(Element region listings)
_ _ _

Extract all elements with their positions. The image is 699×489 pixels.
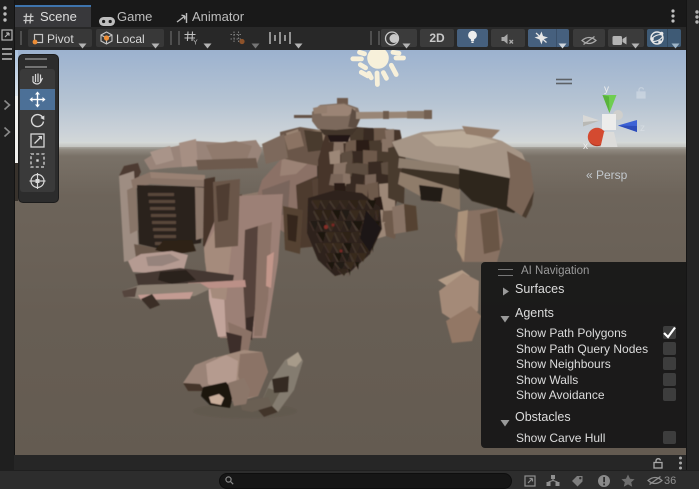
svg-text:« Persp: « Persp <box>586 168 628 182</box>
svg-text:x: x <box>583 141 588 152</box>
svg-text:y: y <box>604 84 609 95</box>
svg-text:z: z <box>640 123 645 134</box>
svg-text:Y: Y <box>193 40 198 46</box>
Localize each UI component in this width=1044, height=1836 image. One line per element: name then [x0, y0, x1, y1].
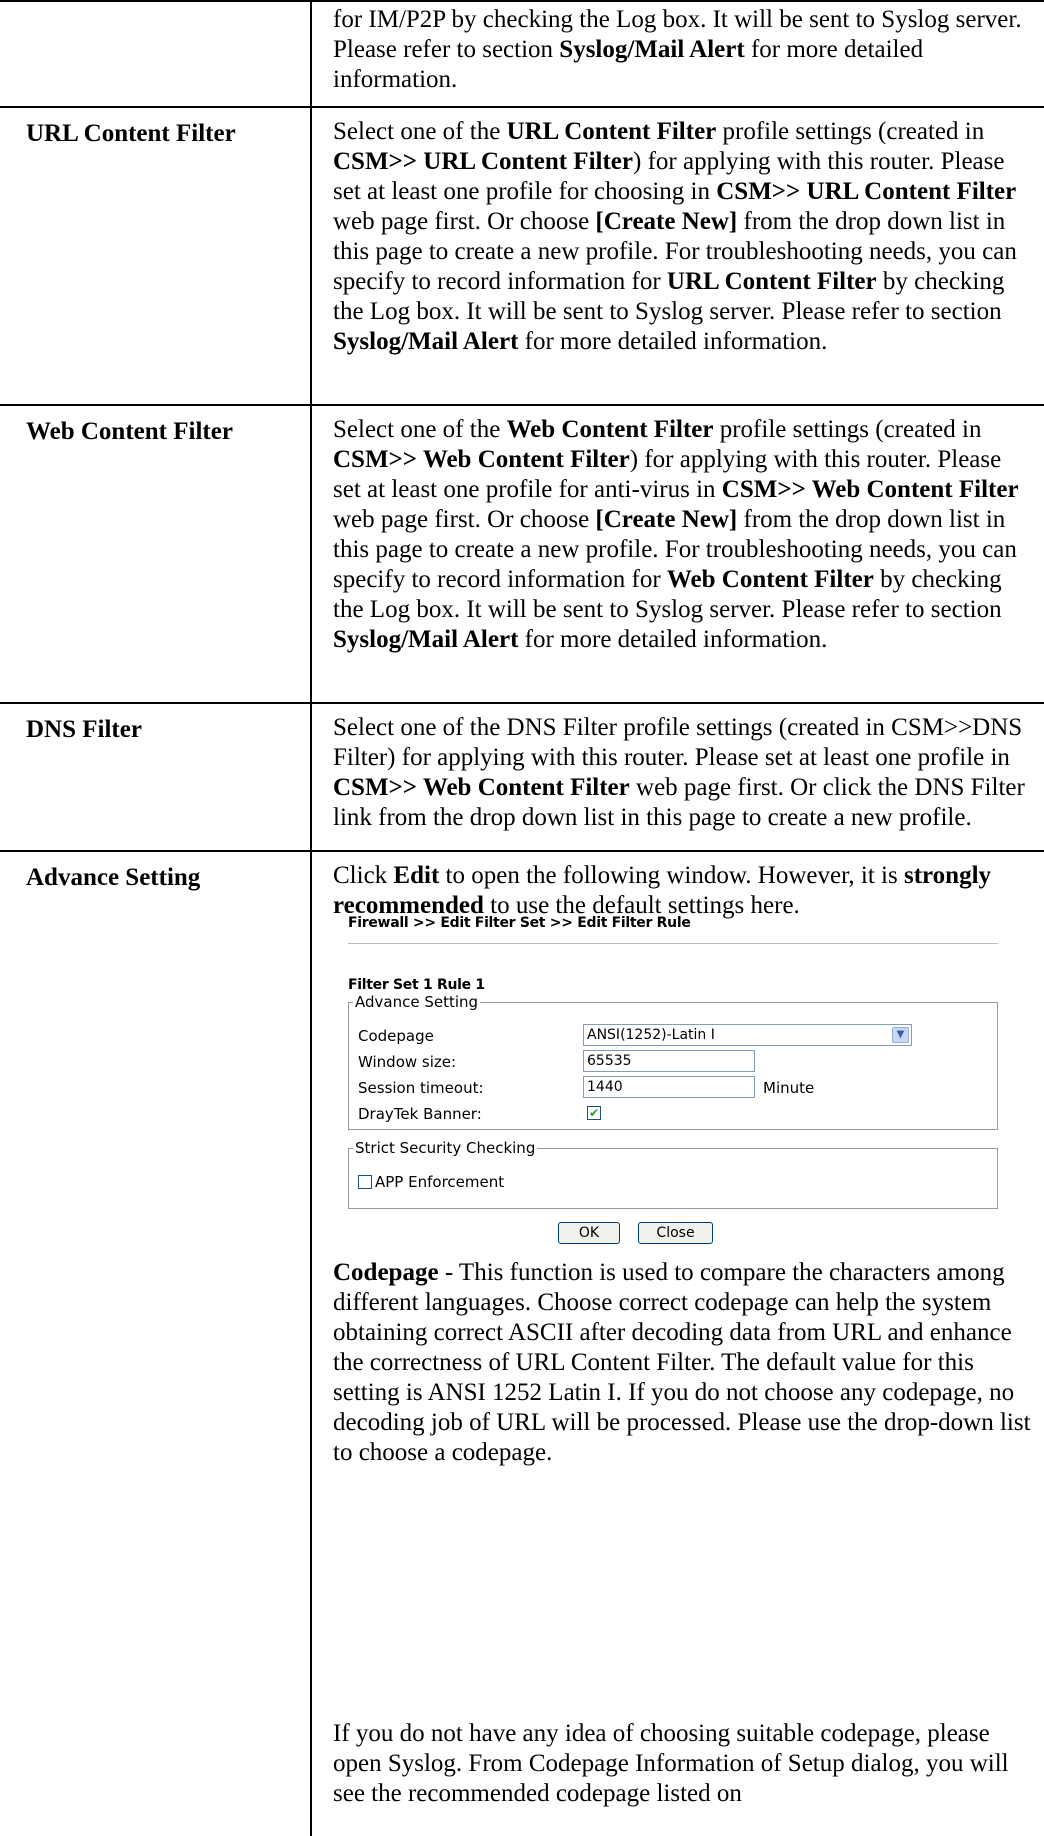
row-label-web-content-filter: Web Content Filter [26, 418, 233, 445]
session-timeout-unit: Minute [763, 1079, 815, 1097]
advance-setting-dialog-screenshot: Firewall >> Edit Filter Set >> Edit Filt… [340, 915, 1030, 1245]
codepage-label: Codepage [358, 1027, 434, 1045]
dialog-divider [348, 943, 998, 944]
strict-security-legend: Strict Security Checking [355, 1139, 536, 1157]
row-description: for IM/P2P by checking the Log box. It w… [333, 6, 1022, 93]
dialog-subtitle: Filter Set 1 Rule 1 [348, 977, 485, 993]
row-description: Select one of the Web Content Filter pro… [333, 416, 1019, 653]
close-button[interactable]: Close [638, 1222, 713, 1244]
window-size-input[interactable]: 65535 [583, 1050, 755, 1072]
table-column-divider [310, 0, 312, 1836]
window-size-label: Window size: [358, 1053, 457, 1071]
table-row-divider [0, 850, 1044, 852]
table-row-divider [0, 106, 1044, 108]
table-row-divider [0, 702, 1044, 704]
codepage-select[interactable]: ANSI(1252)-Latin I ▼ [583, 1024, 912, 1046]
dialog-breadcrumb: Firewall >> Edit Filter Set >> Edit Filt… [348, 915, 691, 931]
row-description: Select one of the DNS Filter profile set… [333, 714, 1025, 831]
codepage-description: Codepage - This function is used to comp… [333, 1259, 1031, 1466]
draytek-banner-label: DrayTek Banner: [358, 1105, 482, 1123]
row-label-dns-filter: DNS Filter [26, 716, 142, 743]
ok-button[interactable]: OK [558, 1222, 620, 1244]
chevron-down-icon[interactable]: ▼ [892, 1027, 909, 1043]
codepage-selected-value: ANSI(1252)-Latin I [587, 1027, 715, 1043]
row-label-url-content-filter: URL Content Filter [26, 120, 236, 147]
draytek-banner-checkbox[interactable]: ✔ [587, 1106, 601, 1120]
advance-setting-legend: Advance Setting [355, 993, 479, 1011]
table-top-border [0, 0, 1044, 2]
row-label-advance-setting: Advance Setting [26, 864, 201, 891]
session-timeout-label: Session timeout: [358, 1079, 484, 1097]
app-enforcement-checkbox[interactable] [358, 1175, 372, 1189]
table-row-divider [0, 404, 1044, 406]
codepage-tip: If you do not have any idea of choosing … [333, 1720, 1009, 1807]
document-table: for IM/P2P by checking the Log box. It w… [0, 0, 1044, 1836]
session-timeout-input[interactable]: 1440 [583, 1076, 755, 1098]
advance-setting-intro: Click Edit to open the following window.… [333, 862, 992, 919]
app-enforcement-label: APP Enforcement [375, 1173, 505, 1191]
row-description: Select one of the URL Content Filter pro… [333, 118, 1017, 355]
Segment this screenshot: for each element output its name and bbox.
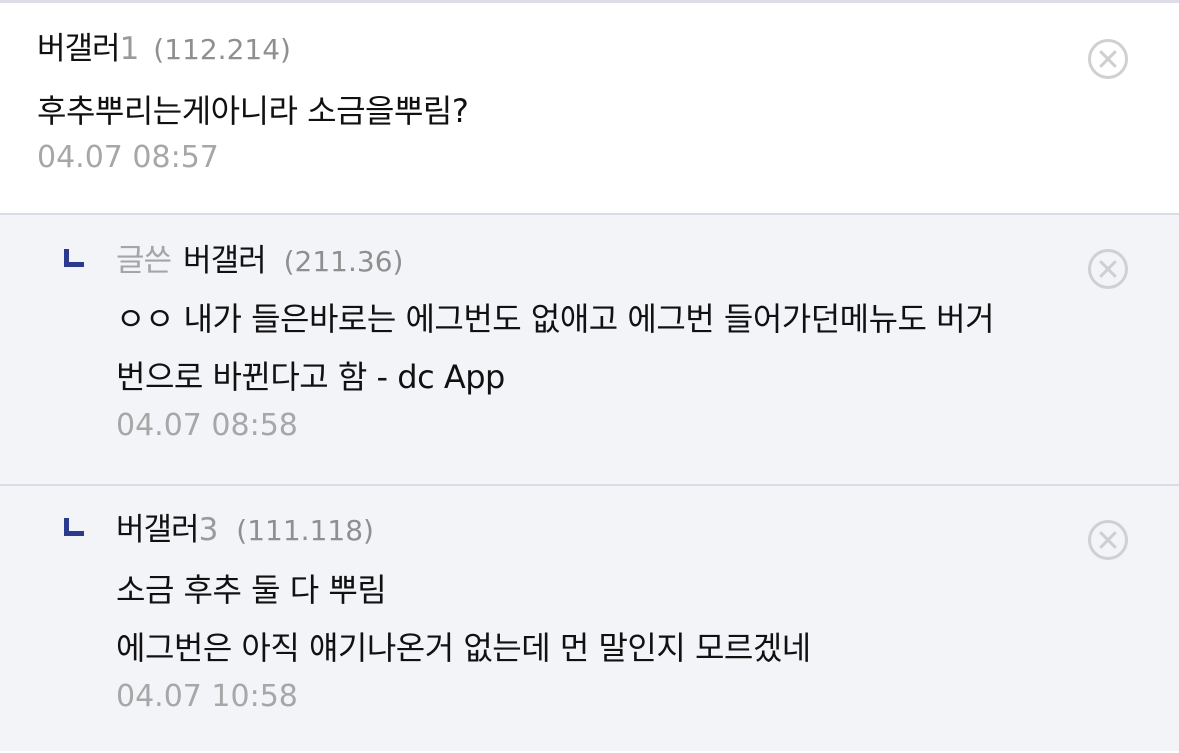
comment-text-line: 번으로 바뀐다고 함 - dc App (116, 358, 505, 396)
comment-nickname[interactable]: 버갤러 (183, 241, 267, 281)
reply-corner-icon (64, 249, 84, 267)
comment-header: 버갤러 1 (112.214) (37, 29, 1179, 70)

_ _ _

Brief
Reproduce all of the material above with "Strict Security Checking" changed to "Strict Security Inspection" and every other line left the same, leaving out the pictures.

Expected answer
Extract all elements with their positions. The image is 699×489 pixels.
svg-text:« Persp: « Persp <box>586 168 628 182</box>
svg-text:x: x <box>583 141 588 152</box>
svg-text:y: y <box>604 84 609 95</box>
svg-text:z: z <box>640 123 645 134</box>
svg-text:Y: Y <box>193 40 198 46</box>
Localize each UI component in this width=1044, height=1836 image. One line per element: name then [x0, y0, x1, y1].
row-label-web-content-filter: Web Content Filter [26, 418, 233, 445]
session-timeout-unit: Minute [763, 1079, 815, 1097]
advance-setting-dialog-screenshot: Firewall >> Edit Filter Set >> Edit Filt… [340, 915, 1030, 1245]
codepage-label: Codepage [358, 1027, 434, 1045]
dialog-divider [348, 943, 998, 944]
strict-security-legend: Strict Security Inspection [355, 1139, 536, 1157]
row-description: for IM/P2P by checking the Log box. It w… [333, 6, 1022, 93]
dialog-subtitle: Filter Set 1 Rule 1 [348, 977, 485, 993]
row-description: Select one of the Web Content Filter pro… [333, 416, 1019, 653]
close-button[interactable]: Close [638, 1222, 713, 1244]
window-size-input[interactable]: 65535 [583, 1050, 755, 1072]
table-column-divider [310, 0, 312, 1836]
window-size-label: Window size: [358, 1053, 457, 1071]
table-row-divider [0, 850, 1044, 852]
table-row-divider [0, 106, 1044, 108]
table-row-divider [0, 702, 1044, 704]
codepage-select[interactable]: ANSI(1252)-Latin I ▼ [583, 1024, 912, 1046]
dialog-breadcrumb: Firewall >> Edit Filter Set >> Edit Filt… [348, 915, 691, 931]
row-description: Select one of the DNS Filter profile set… [333, 714, 1025, 831]
codepage-description: Codepage - This function is used to comp… [333, 1259, 1031, 1466]
draytek-banner-label: DrayTek Banner: [358, 1105, 482, 1123]
row-label-dns-filter: DNS Filter [26, 716, 142, 743]
ok-button[interactable]: OK [558, 1222, 620, 1244]
chevron-down-icon[interactable]: ▼ [892, 1027, 909, 1043]
codepage-selected-value: ANSI(1252)-Latin I [587, 1027, 715, 1043]
row-label-url-content-filter: URL Content Filter [26, 120, 236, 147]
draytek-banner-checkbox[interactable]: ✔ [587, 1106, 601, 1120]
advance-setting-legend: Advance Setting [355, 993, 479, 1011]
table-top-border [0, 0, 1044, 2]
row-label-advance-setting: Advance Setting [26, 864, 201, 891]
session-timeout-label: Session timeout: [358, 1079, 484, 1097]
app-enforcement-checkbox[interactable] [358, 1175, 372, 1189]
table-row-divider [0, 404, 1044, 406]
codepage-tip: If you do not have any idea of choosing … [333, 1720, 1009, 1807]
document-table: for IM/P2P by checking the Log box. It w… [0, 0, 1044, 1836]
session-timeout-input[interactable]: 1440 [583, 1076, 755, 1098]
advance-setting-intro: Click Edit to open the following window.… [333, 862, 992, 919]
app-enforcement-label: APP Enforcement [375, 1173, 505, 1191]
row-description: Select one of the URL Content Filter pro… [333, 118, 1017, 355]
Segment this screenshot: for each element output its name and bbox.
comment-text-line: 번으로 바뀐다고 함 - dc App (116, 358, 505, 396)
comment-nickname[interactable]: 버갤러 (183, 241, 267, 281)
reply-corner-icon (64, 249, 84, 267)
comment-header: 버갤러 1 (112.214) (37, 29, 1179, 70)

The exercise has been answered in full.